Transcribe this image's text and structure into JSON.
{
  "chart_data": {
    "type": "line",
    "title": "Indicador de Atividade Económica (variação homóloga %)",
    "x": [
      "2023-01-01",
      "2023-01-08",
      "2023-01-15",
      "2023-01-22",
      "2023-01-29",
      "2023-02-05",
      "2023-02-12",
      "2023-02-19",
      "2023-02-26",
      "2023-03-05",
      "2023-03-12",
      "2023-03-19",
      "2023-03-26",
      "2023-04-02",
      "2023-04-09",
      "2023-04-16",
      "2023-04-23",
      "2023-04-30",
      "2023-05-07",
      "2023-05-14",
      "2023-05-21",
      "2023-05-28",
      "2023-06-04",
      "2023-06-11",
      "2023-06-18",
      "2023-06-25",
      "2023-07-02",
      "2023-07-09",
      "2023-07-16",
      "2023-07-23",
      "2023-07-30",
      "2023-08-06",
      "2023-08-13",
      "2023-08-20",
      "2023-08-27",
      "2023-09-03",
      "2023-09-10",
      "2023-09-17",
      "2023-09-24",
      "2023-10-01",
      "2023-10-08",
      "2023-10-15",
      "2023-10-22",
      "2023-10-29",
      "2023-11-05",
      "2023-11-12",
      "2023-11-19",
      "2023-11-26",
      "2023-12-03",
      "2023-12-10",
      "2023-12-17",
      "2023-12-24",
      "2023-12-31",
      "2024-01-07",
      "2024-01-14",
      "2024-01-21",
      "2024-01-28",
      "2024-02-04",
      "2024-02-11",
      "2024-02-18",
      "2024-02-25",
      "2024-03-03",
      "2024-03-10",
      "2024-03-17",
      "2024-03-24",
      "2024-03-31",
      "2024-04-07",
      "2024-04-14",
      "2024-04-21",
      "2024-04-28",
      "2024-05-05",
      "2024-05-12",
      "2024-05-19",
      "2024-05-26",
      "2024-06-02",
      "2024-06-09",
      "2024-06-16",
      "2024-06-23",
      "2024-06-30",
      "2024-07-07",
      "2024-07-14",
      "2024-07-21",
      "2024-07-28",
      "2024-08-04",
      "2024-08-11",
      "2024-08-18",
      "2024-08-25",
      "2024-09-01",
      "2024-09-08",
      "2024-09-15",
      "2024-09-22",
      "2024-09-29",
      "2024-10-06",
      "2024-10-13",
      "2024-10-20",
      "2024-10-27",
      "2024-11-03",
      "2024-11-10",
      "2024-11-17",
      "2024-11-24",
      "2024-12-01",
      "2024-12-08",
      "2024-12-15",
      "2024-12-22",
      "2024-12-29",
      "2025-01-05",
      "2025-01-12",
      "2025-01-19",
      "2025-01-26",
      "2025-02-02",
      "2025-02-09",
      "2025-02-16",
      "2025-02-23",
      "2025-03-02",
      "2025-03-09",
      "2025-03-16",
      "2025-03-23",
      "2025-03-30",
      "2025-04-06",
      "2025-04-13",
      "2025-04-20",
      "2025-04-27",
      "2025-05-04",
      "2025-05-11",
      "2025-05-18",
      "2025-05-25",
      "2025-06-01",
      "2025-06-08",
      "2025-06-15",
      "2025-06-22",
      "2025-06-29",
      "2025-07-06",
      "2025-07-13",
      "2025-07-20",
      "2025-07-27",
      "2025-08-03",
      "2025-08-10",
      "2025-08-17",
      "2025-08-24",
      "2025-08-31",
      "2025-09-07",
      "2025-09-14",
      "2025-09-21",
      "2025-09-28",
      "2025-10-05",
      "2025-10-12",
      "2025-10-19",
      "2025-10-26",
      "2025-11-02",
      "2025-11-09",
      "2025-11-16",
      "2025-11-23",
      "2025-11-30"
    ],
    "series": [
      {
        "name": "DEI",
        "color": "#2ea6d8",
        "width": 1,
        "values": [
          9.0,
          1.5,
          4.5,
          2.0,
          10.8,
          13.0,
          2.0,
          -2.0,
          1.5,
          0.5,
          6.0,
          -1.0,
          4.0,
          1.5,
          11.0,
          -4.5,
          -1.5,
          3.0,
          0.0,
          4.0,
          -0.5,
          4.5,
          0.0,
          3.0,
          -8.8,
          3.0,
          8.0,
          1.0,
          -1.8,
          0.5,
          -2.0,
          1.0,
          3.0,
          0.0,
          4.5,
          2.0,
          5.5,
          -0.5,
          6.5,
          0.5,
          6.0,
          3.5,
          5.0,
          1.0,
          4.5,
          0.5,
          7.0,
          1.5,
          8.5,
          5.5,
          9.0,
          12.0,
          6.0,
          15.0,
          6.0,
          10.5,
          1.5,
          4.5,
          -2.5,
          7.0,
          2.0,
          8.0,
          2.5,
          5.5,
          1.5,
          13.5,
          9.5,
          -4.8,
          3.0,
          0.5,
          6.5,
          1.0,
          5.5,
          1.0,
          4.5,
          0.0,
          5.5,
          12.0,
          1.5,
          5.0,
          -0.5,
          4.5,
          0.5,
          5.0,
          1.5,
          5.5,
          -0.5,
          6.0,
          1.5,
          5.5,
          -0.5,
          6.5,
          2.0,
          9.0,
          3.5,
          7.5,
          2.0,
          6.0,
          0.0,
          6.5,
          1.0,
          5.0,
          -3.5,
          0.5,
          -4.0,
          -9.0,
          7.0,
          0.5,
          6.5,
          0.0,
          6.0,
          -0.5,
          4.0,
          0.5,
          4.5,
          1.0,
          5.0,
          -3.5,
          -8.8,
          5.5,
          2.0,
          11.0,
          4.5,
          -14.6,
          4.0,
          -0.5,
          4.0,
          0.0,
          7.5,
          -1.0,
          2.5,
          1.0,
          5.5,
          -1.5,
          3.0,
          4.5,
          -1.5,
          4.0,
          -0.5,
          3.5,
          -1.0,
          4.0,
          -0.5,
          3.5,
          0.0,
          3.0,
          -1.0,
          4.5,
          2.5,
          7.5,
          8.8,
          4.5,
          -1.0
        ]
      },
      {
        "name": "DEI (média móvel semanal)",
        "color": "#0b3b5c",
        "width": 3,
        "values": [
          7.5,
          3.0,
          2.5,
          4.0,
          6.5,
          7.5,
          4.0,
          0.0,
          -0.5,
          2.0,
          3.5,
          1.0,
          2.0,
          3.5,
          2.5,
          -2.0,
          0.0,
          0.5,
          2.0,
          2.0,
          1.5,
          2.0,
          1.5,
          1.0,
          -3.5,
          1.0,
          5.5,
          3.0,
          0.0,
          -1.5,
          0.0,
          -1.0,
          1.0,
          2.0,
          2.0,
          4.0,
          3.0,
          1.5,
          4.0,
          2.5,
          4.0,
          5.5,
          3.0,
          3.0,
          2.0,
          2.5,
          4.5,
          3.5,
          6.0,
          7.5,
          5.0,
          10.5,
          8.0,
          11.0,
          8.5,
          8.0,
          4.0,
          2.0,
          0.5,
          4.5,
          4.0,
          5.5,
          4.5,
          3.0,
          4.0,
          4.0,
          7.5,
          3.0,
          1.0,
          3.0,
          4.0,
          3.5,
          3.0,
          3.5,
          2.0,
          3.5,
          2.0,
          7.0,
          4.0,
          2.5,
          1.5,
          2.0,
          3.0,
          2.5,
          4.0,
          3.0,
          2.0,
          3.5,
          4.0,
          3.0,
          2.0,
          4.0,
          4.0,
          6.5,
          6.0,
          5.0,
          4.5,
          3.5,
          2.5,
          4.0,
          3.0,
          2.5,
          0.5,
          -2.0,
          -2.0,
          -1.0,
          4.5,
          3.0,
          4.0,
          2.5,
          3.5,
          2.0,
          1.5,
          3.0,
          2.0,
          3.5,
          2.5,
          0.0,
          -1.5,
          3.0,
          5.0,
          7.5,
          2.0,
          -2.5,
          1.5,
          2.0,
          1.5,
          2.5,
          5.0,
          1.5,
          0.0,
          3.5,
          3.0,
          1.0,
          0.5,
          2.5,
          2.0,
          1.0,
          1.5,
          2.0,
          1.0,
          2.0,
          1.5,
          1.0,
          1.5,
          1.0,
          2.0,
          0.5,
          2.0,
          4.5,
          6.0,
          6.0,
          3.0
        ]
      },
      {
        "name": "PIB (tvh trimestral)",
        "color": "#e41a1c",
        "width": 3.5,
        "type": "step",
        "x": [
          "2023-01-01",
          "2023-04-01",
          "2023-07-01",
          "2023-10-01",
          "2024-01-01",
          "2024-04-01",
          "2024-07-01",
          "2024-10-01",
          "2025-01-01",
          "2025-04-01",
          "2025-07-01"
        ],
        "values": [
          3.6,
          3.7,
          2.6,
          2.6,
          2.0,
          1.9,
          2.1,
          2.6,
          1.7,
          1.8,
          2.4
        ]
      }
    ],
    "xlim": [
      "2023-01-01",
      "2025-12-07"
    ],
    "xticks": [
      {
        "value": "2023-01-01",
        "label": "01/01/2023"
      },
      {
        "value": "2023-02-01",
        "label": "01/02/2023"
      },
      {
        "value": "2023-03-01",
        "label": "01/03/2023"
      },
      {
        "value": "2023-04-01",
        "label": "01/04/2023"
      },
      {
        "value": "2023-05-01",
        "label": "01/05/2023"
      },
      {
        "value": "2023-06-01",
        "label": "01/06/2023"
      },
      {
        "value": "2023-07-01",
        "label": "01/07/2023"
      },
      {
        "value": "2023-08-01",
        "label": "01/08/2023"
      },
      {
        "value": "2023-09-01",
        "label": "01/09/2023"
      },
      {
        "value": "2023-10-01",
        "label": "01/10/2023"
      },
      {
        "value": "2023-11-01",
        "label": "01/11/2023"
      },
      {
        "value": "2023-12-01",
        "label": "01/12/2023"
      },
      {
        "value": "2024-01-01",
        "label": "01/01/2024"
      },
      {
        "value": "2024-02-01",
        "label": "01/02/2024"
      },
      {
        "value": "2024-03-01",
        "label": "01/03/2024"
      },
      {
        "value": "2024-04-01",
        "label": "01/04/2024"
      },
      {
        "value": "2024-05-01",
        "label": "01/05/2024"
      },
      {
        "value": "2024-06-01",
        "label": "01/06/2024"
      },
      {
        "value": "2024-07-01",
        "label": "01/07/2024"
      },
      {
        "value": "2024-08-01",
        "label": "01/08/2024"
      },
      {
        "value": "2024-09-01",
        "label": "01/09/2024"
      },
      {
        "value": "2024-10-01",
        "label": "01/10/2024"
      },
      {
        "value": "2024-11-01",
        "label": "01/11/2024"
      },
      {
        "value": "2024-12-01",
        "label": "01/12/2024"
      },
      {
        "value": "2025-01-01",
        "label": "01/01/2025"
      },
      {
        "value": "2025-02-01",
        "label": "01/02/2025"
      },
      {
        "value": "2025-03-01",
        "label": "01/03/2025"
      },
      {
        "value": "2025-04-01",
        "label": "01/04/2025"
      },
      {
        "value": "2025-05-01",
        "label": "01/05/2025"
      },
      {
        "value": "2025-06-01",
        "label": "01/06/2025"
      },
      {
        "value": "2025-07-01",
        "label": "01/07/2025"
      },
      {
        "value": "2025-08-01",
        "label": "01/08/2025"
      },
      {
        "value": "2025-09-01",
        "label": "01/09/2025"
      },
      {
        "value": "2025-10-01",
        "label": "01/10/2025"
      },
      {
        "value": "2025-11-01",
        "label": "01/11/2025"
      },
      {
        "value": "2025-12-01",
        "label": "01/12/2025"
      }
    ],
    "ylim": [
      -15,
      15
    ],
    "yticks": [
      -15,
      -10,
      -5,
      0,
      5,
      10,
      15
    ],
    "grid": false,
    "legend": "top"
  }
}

### Written exercise
Of all the lines in the listing above, how many contain the word "name"? Answer with the number alone.

### Output for this task
3